» **REQUIRED WORK**
Quote the full listing word for word.

» **GIVEN DATA**
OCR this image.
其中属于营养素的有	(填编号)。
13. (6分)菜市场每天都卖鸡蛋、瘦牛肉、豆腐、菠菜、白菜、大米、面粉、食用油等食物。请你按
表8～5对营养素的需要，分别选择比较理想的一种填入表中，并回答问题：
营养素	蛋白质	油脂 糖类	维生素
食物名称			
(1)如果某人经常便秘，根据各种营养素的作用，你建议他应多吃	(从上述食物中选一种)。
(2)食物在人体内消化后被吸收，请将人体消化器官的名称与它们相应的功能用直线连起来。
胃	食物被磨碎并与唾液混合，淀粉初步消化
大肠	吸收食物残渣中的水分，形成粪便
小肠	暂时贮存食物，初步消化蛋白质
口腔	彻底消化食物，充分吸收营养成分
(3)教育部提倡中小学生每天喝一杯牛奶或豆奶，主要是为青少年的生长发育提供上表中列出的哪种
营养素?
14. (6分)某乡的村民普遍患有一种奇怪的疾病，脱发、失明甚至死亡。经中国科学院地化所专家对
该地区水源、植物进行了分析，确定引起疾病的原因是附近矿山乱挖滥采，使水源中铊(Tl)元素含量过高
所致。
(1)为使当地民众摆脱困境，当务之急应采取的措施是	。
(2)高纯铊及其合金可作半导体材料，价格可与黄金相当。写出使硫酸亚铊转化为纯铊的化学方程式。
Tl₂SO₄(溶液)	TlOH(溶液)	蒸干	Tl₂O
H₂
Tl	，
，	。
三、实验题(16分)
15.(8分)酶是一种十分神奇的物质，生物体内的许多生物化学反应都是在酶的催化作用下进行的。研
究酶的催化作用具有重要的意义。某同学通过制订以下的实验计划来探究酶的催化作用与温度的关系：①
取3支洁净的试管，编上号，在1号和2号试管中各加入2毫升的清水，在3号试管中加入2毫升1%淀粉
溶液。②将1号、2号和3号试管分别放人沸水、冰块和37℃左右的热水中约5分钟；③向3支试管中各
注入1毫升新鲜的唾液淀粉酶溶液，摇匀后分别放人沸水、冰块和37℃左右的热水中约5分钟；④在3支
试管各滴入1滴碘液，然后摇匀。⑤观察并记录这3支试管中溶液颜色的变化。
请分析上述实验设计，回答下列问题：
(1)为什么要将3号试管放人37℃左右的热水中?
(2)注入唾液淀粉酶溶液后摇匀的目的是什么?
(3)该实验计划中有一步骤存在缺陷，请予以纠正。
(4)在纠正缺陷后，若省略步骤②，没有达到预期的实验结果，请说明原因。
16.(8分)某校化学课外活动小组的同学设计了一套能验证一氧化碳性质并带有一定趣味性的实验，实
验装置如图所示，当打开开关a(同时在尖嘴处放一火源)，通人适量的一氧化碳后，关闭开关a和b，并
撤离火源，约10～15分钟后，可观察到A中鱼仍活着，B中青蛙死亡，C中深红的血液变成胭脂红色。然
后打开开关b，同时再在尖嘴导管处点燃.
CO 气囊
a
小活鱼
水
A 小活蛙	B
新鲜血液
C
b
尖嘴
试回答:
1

» **THE SOLUTION**
OCR this image.
其中属于营养素的有	(填编号)。
13. (6分)菜市场每天都卖鸡蛋、瘦牛肉、豆腐、菠菜、白菜、大米、面粉、食用油等食物。请你按
表8～5对营养素的需要，分别选择比较理想的一种填入表中，并回答问题：
营养素	蛋白质	油脂 糖类	维生素
食物名称			
(1)如果某人经常便秘，根据各种营养素的作用，你建议他应多吃	(从上述食物中选一种)。
(2)食物在人体内消化后被吸收，请将人体消化器官的名称与它们相应的功能用直线连起来。
胃	食物被磨碎并与唾液混合，淀粉初步消化
大肠	吸收食物残渣中的水分，形成粪便
小肠	暂时贮存食物，初步消化蛋白质
口腔	彻底消化食物，充分吸收营养成分
(3)教育部提倡中小学生每天喝一杯牛奶或豆奶，主要是为青少年的生长发育提供上表中列出的哪种
营养素?
14. (6分)某乡的村民普遍患有一种奇怪的疾病，脱发、失明甚至死亡。经中国科学院地化所专家对
该地区水源、植物进行了分析，确定引起疾病的原因是附近矿山乱挖滥采，使水源中铊(Tl)元素含量过高
所致。
(1)为使当地民众摆脱困境，当务之急应采取的措施是	。
(2)高纯铊及其合金可作半导体材料，价格可与黄金相当。写出使硫酸亚铊转化为纯铊的化学方程式。
Tl₂SO₄(溶液)	TlOH(溶液)	蒸干	Tl₂O
H₂
Tl	，
，	。
三、实验题(16分)
15.(8分)酶是一种十分神奇的物质，生物体内的许多生物化学反应都是在酶的催化作用下进行的。研
究酶的催化作用具有重要的意义。某同学通过制订以下的实验计划来探究酶的催化作用与温度的关系：①
取3支洁净的试管，编上号，在1号和2号试管中各加入2毫升的清水，在3号试管中加入2毫升1%淀粉
溶液。②将1号、2号和3号试管分别放人沸水、冰块和37℃左右的热水中约5分钟；③向3支试管中各
注入1毫升新鲜的唾液淀粉酶溶液，摇匀后分别放人沸水、冰块和37℃左右的热水中约5分钟；④在3支
试管各滴入1滴碘液，然后摇匀。⑤观察并记录这3支试管中溶液颜色的变化。
请分析上述实验设计，回答下列问题：
(1)为什么要将3号试管放人37℃左右的热水中?
(2)注入唾液淀粉酶溶液后摇匀的目的是什么?
(3)该实验计划中有一步骤存在缺陷，请予以纠正。
(4)在纠正缺陷后，若省略步骤②，没有达到预期的实验结果，请说明原因。
16.(8分)某校化学课外活动小组的同学设计了一套能验证一氧化碳性质并带有一定趣味性的实验，实
验装置如图所示，当打开开关a(同时在尖嘴处放一火源)，通人适量的一氧化碳后，关闭开关a和b，并
撤离火源，约10～15分钟后，可观察到A中鱼仍活着，B中青蛙死亡，C中深红的血液变成胭脂红色。然
后打开开关b，同时再在尖嘴导管处点燃.
CO 气囊
a
小活鱼
水
A 小活蛙	B
新鲜血液
C
b
尖嘴
试回答:
1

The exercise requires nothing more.